[Raw records]
################
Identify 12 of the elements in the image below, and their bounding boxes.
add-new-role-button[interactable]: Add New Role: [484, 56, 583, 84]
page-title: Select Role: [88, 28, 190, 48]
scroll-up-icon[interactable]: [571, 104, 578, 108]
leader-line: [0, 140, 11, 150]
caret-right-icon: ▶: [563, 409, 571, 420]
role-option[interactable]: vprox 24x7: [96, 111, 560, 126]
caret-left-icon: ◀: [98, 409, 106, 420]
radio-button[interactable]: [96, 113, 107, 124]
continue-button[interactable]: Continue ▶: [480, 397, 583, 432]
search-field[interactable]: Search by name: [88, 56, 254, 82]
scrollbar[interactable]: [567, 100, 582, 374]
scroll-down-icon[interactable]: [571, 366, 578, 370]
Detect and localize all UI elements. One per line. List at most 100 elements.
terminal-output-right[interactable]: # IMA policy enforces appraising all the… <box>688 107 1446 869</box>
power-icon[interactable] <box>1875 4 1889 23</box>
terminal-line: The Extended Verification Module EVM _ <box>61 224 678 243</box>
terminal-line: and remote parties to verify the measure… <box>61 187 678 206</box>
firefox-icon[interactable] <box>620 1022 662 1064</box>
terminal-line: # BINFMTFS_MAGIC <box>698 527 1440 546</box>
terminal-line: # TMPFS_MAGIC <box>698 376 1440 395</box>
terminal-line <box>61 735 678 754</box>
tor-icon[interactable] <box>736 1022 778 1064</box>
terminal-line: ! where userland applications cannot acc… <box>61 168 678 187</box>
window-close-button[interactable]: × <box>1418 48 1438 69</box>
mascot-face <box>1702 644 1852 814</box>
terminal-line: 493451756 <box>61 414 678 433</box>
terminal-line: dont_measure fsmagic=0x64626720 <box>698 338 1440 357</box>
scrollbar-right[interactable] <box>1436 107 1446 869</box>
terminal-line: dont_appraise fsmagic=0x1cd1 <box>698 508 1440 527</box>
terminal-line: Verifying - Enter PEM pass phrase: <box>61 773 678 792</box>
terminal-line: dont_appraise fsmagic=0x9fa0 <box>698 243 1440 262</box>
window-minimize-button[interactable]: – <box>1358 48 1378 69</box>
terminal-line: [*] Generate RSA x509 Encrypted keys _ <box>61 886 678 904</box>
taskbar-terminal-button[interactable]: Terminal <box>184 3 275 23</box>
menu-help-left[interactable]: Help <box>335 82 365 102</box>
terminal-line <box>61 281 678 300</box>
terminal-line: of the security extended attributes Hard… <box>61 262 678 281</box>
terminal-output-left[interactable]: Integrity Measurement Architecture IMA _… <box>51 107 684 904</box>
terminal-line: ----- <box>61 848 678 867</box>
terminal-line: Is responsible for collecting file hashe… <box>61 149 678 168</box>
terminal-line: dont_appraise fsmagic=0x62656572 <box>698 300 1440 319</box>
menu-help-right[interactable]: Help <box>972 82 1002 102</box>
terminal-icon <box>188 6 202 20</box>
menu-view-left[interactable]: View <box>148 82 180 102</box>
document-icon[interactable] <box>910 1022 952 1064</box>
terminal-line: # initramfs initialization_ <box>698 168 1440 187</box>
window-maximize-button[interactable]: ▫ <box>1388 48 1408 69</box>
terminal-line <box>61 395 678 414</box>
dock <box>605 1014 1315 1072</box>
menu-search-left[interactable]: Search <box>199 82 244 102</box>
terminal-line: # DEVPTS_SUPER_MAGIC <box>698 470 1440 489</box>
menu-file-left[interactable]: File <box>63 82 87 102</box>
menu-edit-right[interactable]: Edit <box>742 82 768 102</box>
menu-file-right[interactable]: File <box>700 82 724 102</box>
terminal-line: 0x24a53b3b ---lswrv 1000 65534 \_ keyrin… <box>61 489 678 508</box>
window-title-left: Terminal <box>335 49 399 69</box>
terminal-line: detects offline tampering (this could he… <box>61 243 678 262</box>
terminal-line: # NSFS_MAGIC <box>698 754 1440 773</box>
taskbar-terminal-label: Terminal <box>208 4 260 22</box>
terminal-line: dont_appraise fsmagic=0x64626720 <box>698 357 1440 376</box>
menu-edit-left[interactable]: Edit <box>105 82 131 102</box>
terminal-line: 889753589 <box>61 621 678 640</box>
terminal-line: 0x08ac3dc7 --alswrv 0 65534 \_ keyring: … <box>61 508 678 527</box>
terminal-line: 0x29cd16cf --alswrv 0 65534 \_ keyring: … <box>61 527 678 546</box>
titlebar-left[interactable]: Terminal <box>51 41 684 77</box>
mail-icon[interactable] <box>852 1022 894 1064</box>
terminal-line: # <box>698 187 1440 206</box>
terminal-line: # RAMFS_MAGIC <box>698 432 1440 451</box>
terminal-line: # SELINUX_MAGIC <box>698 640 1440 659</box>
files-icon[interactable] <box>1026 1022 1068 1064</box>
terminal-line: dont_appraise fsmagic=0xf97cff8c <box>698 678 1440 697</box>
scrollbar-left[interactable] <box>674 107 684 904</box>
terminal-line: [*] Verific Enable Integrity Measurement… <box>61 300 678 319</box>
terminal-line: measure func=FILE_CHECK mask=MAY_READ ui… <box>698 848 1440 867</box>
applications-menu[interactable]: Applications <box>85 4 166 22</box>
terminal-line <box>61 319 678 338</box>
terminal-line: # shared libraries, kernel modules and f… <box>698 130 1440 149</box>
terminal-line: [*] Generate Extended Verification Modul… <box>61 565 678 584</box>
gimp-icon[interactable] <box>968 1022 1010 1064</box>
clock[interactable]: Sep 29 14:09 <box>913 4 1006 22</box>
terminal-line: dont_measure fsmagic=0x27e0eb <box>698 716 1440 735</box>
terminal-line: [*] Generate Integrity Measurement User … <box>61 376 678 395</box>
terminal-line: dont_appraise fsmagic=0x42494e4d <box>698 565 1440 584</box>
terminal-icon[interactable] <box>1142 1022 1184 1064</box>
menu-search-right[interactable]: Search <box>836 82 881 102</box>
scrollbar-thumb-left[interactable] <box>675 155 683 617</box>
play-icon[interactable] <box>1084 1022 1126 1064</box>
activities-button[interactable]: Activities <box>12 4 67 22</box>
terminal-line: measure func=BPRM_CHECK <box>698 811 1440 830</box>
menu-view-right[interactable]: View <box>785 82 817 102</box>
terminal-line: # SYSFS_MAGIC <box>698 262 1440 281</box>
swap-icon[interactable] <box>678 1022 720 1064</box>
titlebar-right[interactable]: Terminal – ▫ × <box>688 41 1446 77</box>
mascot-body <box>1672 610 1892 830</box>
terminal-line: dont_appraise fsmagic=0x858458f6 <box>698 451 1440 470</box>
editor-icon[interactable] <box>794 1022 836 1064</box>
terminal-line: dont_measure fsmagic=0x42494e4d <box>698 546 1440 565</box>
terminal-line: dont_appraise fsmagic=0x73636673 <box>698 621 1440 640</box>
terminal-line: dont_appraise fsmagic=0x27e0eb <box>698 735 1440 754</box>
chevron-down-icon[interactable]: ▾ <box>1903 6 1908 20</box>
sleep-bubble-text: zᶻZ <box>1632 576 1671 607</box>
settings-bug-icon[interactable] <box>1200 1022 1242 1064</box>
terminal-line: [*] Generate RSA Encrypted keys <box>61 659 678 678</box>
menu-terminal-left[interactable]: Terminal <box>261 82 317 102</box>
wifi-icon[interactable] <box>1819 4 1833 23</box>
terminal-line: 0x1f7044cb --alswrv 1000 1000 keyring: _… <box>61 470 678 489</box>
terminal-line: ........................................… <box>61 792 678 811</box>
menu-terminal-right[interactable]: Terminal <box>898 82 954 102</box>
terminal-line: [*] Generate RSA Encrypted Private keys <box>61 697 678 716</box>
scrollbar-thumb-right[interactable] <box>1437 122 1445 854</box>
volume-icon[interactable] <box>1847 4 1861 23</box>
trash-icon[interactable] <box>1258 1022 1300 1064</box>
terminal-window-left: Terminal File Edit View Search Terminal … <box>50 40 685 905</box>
################
Task objective: Write out the records again from the start up to and including the line with "Detect and localize", changing every "interactable" to "clickable" and leaving everything else as it is.

Output below:
Identify 12 of the elements in the image below, and their bounding boxes.
add-new-role-button[clickable]: Add New Role: [484, 56, 583, 84]
page-title: Select Role: [88, 28, 190, 48]
scroll-up-icon[clickable]: [571, 104, 578, 108]
leader-line: [0, 140, 11, 150]
caret-right-icon: ▶: [563, 409, 571, 420]
role-option[clickable]: vprox 24x7: [96, 111, 560, 126]
caret-left-icon: ◀: [98, 409, 106, 420]
radio-button[clickable]: [96, 113, 107, 124]
continue-button[clickable]: Continue ▶: [480, 397, 583, 432]
search-field[clickable]: Search by name: [88, 56, 254, 82]
scrollbar[clickable]: [567, 100, 582, 374]
scroll-down-icon[clickable]: [571, 366, 578, 370]
Detect and localize all UI elements. One per line. List at most 100 elements.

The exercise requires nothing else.